[Extracts from a graphics dataset]
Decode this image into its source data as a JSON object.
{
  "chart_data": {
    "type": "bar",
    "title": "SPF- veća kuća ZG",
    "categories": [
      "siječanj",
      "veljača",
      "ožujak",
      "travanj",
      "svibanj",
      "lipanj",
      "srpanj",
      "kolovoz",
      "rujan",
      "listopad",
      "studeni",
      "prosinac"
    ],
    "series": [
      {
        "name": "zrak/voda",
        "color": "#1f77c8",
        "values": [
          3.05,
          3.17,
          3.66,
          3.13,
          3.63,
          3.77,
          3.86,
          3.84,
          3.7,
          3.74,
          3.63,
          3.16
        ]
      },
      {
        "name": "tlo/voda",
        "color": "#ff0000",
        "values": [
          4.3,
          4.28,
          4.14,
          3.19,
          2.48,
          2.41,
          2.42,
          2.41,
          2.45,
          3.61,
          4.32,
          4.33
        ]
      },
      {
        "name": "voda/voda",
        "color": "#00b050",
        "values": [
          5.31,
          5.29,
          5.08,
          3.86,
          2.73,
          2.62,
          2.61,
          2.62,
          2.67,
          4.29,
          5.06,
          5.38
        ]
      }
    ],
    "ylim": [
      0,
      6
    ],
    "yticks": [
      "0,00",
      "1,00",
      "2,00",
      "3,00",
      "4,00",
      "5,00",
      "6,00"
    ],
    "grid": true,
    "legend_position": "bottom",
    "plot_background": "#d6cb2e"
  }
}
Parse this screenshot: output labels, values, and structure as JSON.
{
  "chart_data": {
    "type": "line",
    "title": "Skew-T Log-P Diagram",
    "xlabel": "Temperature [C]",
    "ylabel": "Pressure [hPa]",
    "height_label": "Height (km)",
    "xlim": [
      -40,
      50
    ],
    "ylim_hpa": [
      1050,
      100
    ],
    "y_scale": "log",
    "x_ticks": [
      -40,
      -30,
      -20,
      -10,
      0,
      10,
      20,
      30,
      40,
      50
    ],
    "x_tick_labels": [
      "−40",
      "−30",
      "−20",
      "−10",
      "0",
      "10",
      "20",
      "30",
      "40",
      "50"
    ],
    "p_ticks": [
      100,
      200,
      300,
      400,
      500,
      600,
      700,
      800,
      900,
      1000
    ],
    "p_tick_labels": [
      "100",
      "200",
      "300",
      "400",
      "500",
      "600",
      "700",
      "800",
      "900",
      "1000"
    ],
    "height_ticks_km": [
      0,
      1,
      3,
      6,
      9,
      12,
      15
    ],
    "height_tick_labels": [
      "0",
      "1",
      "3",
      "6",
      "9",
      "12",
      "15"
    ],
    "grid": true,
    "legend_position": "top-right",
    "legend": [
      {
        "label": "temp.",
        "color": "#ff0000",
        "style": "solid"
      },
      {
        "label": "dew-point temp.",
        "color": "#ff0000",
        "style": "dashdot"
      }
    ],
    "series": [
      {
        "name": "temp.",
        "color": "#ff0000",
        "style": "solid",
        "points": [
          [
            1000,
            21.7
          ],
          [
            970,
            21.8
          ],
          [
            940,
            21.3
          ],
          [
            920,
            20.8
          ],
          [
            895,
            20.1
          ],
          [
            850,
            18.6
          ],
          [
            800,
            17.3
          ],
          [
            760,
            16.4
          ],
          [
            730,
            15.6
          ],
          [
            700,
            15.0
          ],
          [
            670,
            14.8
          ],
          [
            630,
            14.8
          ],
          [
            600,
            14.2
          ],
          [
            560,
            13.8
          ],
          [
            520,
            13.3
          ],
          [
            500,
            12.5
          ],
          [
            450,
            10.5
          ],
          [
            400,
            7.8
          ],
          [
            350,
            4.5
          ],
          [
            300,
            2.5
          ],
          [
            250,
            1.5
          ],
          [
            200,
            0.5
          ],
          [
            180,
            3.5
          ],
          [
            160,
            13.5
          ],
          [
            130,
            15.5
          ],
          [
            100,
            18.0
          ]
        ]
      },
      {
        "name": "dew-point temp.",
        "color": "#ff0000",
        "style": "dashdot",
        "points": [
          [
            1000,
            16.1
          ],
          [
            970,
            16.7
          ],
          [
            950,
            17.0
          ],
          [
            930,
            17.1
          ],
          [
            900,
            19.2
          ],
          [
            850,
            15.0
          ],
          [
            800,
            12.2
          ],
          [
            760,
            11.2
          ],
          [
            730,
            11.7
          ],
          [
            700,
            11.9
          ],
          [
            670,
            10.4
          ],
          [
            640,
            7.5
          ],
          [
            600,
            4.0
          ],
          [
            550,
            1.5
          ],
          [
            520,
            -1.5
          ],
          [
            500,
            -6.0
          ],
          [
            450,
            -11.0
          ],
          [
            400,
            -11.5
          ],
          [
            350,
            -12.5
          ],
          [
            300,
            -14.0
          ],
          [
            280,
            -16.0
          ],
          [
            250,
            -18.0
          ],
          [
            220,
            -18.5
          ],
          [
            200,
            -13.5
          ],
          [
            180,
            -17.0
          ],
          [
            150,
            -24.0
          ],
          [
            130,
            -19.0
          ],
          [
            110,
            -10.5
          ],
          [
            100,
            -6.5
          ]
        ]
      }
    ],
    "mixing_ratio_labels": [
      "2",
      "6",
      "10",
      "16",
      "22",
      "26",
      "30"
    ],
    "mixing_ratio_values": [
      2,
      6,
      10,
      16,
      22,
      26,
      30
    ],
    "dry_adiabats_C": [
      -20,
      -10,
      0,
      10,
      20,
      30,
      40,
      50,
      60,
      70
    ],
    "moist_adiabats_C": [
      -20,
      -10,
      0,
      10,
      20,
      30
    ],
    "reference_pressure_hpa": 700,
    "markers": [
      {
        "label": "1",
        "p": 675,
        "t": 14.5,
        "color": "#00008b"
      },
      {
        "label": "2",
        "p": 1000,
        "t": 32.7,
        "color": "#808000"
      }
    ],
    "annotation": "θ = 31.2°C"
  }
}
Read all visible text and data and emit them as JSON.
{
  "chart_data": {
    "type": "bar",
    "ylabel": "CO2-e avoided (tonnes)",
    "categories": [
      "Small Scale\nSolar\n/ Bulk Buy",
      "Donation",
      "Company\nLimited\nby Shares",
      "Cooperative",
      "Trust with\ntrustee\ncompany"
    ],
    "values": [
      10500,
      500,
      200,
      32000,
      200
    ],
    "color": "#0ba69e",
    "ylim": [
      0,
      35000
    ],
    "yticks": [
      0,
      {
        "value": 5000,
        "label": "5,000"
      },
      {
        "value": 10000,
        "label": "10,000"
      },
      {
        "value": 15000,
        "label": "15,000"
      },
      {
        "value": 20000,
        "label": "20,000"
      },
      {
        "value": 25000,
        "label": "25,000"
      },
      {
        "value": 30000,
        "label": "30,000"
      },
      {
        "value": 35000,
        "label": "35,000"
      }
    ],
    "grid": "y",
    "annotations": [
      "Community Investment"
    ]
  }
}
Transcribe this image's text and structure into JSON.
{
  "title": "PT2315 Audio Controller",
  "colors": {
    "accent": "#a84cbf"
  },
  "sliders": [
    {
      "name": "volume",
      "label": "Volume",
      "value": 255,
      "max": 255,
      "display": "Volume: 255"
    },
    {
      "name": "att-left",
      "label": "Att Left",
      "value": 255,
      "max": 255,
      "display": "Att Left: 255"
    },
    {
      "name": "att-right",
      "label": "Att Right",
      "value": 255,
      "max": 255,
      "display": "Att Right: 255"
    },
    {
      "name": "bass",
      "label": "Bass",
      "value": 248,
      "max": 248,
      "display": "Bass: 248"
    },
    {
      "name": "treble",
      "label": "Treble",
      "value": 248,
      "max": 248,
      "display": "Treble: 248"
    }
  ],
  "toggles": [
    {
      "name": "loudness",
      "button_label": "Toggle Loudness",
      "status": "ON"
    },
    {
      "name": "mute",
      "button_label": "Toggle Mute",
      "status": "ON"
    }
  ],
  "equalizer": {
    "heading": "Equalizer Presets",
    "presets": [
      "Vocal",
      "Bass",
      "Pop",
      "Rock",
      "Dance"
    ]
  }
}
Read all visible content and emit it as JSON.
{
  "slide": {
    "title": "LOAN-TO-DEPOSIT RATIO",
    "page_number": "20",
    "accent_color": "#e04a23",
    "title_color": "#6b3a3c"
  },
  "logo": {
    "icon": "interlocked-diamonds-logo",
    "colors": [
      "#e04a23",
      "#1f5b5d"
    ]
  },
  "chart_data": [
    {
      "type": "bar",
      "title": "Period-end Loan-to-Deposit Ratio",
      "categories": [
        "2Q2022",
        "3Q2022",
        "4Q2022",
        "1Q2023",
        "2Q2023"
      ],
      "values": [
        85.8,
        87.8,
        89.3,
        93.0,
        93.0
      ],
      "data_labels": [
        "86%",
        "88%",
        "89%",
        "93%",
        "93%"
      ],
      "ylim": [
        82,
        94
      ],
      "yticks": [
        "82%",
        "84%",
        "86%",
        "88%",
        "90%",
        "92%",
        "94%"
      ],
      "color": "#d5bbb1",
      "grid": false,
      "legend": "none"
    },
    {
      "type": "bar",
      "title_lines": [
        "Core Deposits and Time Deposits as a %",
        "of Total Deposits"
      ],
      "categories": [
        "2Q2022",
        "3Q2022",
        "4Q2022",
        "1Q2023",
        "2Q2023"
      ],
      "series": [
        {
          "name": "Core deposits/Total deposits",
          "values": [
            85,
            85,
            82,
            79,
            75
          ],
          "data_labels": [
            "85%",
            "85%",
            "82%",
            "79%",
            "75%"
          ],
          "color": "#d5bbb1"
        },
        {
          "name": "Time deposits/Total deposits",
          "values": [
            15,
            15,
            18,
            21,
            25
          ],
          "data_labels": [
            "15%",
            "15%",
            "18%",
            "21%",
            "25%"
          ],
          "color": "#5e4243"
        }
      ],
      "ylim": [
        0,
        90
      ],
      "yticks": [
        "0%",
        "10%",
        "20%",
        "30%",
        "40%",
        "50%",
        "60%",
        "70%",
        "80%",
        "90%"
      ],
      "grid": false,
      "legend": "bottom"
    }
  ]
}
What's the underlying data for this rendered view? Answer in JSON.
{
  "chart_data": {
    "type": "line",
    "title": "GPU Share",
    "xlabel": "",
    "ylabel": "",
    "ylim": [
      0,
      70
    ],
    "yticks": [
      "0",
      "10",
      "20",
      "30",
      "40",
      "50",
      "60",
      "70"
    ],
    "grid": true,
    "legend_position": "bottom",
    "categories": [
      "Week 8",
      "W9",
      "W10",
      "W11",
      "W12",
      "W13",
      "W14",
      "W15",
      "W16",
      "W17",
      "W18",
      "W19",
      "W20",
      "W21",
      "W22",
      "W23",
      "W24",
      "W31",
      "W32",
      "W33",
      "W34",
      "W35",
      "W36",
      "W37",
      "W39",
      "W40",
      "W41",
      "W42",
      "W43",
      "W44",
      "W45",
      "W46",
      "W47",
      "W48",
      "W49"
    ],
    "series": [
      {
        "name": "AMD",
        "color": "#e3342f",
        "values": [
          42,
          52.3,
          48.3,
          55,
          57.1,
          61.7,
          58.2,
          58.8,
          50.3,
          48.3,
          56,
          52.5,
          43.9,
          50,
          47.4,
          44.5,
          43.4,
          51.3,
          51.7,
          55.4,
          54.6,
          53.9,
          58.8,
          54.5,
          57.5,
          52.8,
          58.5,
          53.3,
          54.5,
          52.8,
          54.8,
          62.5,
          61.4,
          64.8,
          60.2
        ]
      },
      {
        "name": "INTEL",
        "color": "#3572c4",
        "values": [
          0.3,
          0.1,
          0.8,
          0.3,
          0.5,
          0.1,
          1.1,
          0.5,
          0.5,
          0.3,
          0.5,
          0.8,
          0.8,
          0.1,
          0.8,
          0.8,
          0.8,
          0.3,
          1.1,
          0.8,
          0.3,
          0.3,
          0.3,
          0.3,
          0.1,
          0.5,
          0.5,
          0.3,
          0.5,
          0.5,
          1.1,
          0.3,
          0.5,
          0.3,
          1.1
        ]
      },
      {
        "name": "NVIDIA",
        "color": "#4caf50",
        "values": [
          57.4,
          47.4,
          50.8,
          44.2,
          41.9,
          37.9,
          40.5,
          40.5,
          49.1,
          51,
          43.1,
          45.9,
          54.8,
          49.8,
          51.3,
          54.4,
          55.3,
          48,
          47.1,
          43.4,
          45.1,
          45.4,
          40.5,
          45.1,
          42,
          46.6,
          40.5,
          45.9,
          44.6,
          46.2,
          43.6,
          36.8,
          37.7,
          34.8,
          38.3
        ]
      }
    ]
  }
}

Goal ->
Using the material above, count the lines containing the word "text". Reply with the number alone.

Full answer ->
2